- [WRITTEN REQUEST]:
Copy out all the data, word for word.

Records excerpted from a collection
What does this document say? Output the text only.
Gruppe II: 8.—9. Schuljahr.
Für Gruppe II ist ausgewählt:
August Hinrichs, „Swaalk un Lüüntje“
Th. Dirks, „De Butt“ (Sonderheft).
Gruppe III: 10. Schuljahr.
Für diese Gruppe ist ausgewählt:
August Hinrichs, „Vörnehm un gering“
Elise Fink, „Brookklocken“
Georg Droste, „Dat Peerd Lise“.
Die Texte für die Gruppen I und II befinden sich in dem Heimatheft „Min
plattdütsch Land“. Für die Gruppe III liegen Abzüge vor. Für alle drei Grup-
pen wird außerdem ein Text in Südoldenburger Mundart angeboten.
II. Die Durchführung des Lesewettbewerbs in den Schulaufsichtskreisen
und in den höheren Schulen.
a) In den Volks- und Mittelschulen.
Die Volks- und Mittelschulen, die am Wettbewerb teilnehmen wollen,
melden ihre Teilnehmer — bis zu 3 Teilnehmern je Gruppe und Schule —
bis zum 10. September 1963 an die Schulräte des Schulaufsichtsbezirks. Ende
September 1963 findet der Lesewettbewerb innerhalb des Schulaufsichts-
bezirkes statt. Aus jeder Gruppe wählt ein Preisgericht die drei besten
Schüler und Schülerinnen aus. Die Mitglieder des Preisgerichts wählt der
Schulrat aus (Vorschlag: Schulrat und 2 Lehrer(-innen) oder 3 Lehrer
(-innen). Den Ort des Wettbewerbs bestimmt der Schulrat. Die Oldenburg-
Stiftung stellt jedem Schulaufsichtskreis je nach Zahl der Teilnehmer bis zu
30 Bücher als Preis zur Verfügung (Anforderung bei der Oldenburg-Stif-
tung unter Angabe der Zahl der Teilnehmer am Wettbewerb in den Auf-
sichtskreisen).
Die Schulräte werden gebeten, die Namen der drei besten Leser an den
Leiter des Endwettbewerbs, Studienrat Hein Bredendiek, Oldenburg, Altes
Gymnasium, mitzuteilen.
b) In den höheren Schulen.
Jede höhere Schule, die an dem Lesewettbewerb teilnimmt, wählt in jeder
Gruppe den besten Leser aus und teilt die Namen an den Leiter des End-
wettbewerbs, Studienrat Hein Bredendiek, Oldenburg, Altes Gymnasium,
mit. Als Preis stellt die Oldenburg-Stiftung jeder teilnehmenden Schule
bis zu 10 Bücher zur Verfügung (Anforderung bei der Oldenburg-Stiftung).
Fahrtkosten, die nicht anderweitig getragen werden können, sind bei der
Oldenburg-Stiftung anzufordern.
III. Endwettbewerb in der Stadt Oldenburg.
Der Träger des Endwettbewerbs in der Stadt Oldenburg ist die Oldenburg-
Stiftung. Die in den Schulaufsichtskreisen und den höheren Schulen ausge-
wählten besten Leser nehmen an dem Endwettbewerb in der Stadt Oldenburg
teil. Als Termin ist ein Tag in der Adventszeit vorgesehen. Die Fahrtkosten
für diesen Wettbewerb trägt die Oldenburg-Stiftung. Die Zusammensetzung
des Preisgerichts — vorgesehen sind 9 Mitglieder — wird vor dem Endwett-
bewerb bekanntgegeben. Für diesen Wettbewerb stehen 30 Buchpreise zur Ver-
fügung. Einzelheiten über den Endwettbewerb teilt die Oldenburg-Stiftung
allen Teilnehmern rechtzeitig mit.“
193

- [FULL RESPONSE]:
What does this document say? Output the text only.
Gruppe II: 8.—9. Schuljahr.
Für Gruppe II ist ausgewählt:
August Hinrichs, „Swaalk un Lüüntje“
Th. Dirks, „De Butt“ (Sonderheft).
Gruppe III: 10. Schuljahr.
Für diese Gruppe ist ausgewählt:
August Hinrichs, „Vörnehm un gering“
Elise Fink, „Brookklocken“
Georg Droste, „Dat Peerd Lise“.
Die Texte für die Gruppen I und II befinden sich in dem Heimatheft „Min
plattdütsch Land“. Für die Gruppe III liegen Abzüge vor. Für alle drei Grup-
pen wird außerdem ein Text in Südoldenburger Mundart angeboten.
II. Die Durchführung des Lesewettbewerbs in den Schulaufsichtskreisen
und in den höheren Schulen.
a) In den Volks- und Mittelschulen.
Die Volks- und Mittelschulen, die am Wettbewerb teilnehmen wollen,
melden ihre Teilnehmer — bis zu 3 Teilnehmern je Gruppe und Schule —
bis zum 10. September 1963 an die Schulräte des Schulaufsichtsbezirks. Ende
September 1963 findet der Lesewettbewerb innerhalb des Schulaufsichts-
bezirkes statt. Aus jeder Gruppe wählt ein Preisgericht die drei besten
Schüler und Schülerinnen aus. Die Mitglieder des Preisgerichts wählt der
Schulrat aus (Vorschlag: Schulrat und 2 Lehrer(-innen) oder 3 Lehrer
(-innen). Den Ort des Wettbewerbs bestimmt der Schulrat. Die Oldenburg-
Stiftung stellt jedem Schulaufsichtskreis je nach Zahl der Teilnehmer bis zu
30 Bücher als Preis zur Verfügung (Anforderung bei der Oldenburg-Stif-
tung unter Angabe der Zahl der Teilnehmer am Wettbewerb in den Auf-
sichtskreisen).
Die Schulräte werden gebeten, die Namen der drei besten Leser an den
Leiter des Endwettbewerbs, Studienrat Hein Bredendiek, Oldenburg, Altes
Gymnasium, mitzuteilen.
b) In den höheren Schulen.
Jede höhere Schule, die an dem Lesewettbewerb teilnimmt, wählt in jeder
Gruppe den besten Leser aus und teilt die Namen an den Leiter des End-
wettbewerbs, Studienrat Hein Bredendiek, Oldenburg, Altes Gymnasium,
mit. Als Preis stellt die Oldenburg-Stiftung jeder teilnehmenden Schule
bis zu 10 Bücher zur Verfügung (Anforderung bei der Oldenburg-Stiftung).
Fahrtkosten, die nicht anderweitig getragen werden können, sind bei der
Oldenburg-Stiftung anzufordern.
III. Endwettbewerb in der Stadt Oldenburg.
Der Träger des Endwettbewerbs in der Stadt Oldenburg ist die Oldenburg-
Stiftung. Die in den Schulaufsichtskreisen und den höheren Schulen ausge-
wählten besten Leser nehmen an dem Endwettbewerb in der Stadt Oldenburg
teil. Als Termin ist ein Tag in der Adventszeit vorgesehen. Die Fahrtkosten
für diesen Wettbewerb trägt die Oldenburg-Stiftung. Die Zusammensetzung
des Preisgerichts — vorgesehen sind 9 Mitglieder — wird vor dem Endwett-
bewerb bekanntgegeben. Für diesen Wettbewerb stehen 30 Buchpreise zur Ver-
fügung. Einzelheiten über den Endwettbewerb teilt die Oldenburg-Stiftung
allen Teilnehmern rechtzeitig mit.“
193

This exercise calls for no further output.